What is expected
The records below are to be repeated in full, exactly as they are.

Material for this exercise
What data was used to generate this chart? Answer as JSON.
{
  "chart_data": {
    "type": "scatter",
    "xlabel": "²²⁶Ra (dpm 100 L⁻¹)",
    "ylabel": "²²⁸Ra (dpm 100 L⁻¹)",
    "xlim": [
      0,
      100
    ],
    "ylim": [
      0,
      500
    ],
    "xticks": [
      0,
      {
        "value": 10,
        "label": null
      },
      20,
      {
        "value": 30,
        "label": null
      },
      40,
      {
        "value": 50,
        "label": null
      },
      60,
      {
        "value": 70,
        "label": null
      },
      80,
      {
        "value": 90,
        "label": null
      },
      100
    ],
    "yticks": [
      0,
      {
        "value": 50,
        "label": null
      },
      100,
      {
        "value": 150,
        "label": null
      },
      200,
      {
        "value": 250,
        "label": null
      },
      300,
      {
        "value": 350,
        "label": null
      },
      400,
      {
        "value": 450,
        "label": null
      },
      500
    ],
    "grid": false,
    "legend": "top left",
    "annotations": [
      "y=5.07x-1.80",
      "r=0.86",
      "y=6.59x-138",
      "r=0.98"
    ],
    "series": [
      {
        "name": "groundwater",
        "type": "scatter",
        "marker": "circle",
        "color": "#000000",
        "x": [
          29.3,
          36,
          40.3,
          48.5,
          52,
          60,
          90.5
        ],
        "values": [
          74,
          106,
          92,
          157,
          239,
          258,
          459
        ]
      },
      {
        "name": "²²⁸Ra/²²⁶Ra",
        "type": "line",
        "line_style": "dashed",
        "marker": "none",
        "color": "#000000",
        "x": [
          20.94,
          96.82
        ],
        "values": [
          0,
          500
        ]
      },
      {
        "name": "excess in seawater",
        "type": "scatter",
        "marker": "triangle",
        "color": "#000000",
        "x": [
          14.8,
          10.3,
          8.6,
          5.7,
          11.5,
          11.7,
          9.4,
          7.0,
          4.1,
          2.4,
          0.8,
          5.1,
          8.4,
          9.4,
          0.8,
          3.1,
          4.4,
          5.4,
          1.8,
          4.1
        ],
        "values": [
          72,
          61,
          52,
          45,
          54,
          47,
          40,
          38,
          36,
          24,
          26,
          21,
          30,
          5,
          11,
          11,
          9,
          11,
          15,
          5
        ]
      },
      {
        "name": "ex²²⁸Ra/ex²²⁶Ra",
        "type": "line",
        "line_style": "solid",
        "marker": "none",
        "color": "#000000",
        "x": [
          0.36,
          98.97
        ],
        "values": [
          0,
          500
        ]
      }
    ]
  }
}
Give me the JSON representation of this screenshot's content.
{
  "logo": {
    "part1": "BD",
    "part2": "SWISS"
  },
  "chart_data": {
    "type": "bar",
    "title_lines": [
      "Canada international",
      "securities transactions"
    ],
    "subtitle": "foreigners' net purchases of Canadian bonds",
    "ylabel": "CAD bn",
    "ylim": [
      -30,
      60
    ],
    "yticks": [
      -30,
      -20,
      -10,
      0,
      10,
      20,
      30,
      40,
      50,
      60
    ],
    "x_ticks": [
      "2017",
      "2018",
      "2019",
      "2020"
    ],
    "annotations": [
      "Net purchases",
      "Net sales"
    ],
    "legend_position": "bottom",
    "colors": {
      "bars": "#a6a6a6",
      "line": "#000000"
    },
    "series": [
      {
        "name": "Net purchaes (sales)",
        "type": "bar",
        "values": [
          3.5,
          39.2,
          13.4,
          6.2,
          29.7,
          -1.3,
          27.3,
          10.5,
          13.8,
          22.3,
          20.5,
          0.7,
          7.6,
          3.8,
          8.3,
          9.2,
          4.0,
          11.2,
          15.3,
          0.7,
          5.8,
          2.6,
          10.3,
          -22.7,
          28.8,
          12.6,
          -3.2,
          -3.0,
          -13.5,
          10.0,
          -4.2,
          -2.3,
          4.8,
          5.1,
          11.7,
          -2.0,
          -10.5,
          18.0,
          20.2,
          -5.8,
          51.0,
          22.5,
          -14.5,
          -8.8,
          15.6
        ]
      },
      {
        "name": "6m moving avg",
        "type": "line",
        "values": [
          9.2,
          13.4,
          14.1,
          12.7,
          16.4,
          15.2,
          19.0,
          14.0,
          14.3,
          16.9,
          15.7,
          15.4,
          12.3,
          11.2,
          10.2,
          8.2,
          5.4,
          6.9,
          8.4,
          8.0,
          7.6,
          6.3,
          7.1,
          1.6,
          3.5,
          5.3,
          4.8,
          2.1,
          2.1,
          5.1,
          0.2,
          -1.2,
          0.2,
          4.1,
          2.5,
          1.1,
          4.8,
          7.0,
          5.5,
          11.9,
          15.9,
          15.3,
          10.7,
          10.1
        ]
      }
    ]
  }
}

Response
What data was used to generate this chart? Answer as JSON.
{
  "chart_data": {
    "type": "scatter",
    "xlabel": "²²⁶Ra (dpm 100 L⁻¹)",
    "ylabel": "²²⁸Ra (dpm 100 L⁻¹)",
    "xlim": [
      0,
      100
    ],
    "ylim": [
      0,
      500
    ],
    "xticks": [
      0,
      {
        "value": 10,
        "label": null
      },
      20,
      {
        "value": 30,
        "label": null
      },
      40,
      {
        "value": 50,
        "label": null
      },
      60,
      {
        "value": 70,
        "label": null
      },
      80,
      {
        "value": 90,
        "label": null
      },
      100
    ],
    "yticks": [
      0,
      {
        "value": 50,
        "label": null
      },
      100,
      {
        "value": 150,
        "label": null
      },
      200,
      {
        "value": 250,
        "label": null
      },
      300,
      {
        "value": 350,
        "label": null
      },
      400,
      {
        "value": 450,
        "label": null
      },
      500
    ],
    "grid": false,
    "legend": "top left",
    "annotations": [
      "y=5.07x-1.80",
      "r=0.86",
      "y=6.59x-138",
      "r=0.98"
    ],
    "series": [
      {
        "name": "groundwater",
        "type": "scatter",
        "marker": "circle",
        "color": "#000000",
        "x": [
          29.3,
          36,
          40.3,
          48.5,
          52,
          60,
          90.5
        ],
        "values": [
          74,
          106,
          92,
          157,
          239,
          258,
          459
        ]
      },
      {
        "name": "²²⁸Ra/²²⁶Ra",
        "type": "line",
        "line_style": "dashed",
        "marker": "none",
        "color": "#000000",
        "x": [
          20.94,
          96.82
        ],
        "values": [
          0,
          500
        ]
      },
      {
        "name": "excess in seawater",
        "type": "scatter",
        "marker": "triangle",
        "color": "#000000",
        "x": [
          14.8,
          10.3,
          8.6,
          5.7,
          11.5,
          11.7,
          9.4,
          7.0,
          4.1,
          2.4,
          0.8,
          5.1,
          8.4,
          9.4,
          0.8,
          3.1,
          4.4,
          5.4,
          1.8,
          4.1
        ],
        "values": [
          72,
          61,
          52,
          45,
          54,
          47,
          40,
          38,
          36,
          24,
          26,
          21,
          30,
          5,
          11,
          11,
          9,
          11,
          15,
          5
        ]
      },
      {
        "name": "ex²²⁸Ra/ex²²⁶Ra",
        "type": "line",
        "line_style": "solid",
        "marker": "none",
        "color": "#000000",
        "x": [
          0.36,
          98.97
        ],
        "values": [
          0,
          500
        ]
      }
    ]
  }
}
Give me the JSON representation of this screenshot's content.
{
  "logo": {
    "part1": "BD",
    "part2": "SWISS"
  },
  "chart_data": {
    "type": "bar",
    "title_lines": [
      "Canada international",
      "securities transactions"
    ],
    "subtitle": "foreigners' net purchases of Canadian bonds",
    "ylabel": "CAD bn",
    "ylim": [
      -30,
      60
    ],
    "yticks": [
      -30,
      -20,
      -10,
      0,
      10,
      20,
      30,
      40,
      50,
      60
    ],
    "x_ticks": [
      "2017",
      "2018",
      "2019",
      "2020"
    ],
    "annotations": [
      "Net purchases",
      "Net sales"
    ],
    "legend_position": "bottom",
    "colors": {
      "bars": "#a6a6a6",
      "line": "#000000"
    },
    "series": [
      {
        "name": "Net purchaes (sales)",
        "type": "bar",
        "values": [
          3.5,
          39.2,
          13.4,
          6.2,
          29.7,
          -1.3,
          27.3,
          10.5,
          13.8,
          22.3,
          20.5,
          0.7,
          7.6,
          3.8,
          8.3,
          9.2,
          4.0,
          11.2,
          15.3,
          0.7,
          5.8,
          2.6,
          10.3,
          -22.7,
          28.8,
          12.6,
          -3.2,
          -3.0,
          -13.5,
          10.0,
          -4.2,
          -2.3,
          4.8,
          5.1,
          11.7,
          -2.0,
          -10.5,
          18.0,
          20.2,
          -5.8,
          51.0,
          22.5,
          -14.5,
          -8.8,
          15.6
        ]
      },
      {
        "name": "6m moving avg",
        "type": "line",
        "values": [
          9.2,
          13.4,
          14.1,
          12.7,
          16.4,
          15.2,
          19.0,
          14.0,
          14.3,
          16.9,
          15.7,
          15.4,
          12.3,
          11.2,
          10.2,
          8.2,
          5.4,
          6.9,
          8.4,
          8.0,
          7.6,
          6.3,
          7.1,
          1.6,
          3.5,
          5.3,
          4.8,
          2.1,
          2.1,
          5.1,
          0.2,
          -1.2,
          0.2,
          4.1,
          2.5,
          1.1,
          4.8,
          7.0,
          5.5,
          11.9,
          15.9,
          15.3,
          10.7,
          10.1
        ]
      }
    ]
  }
}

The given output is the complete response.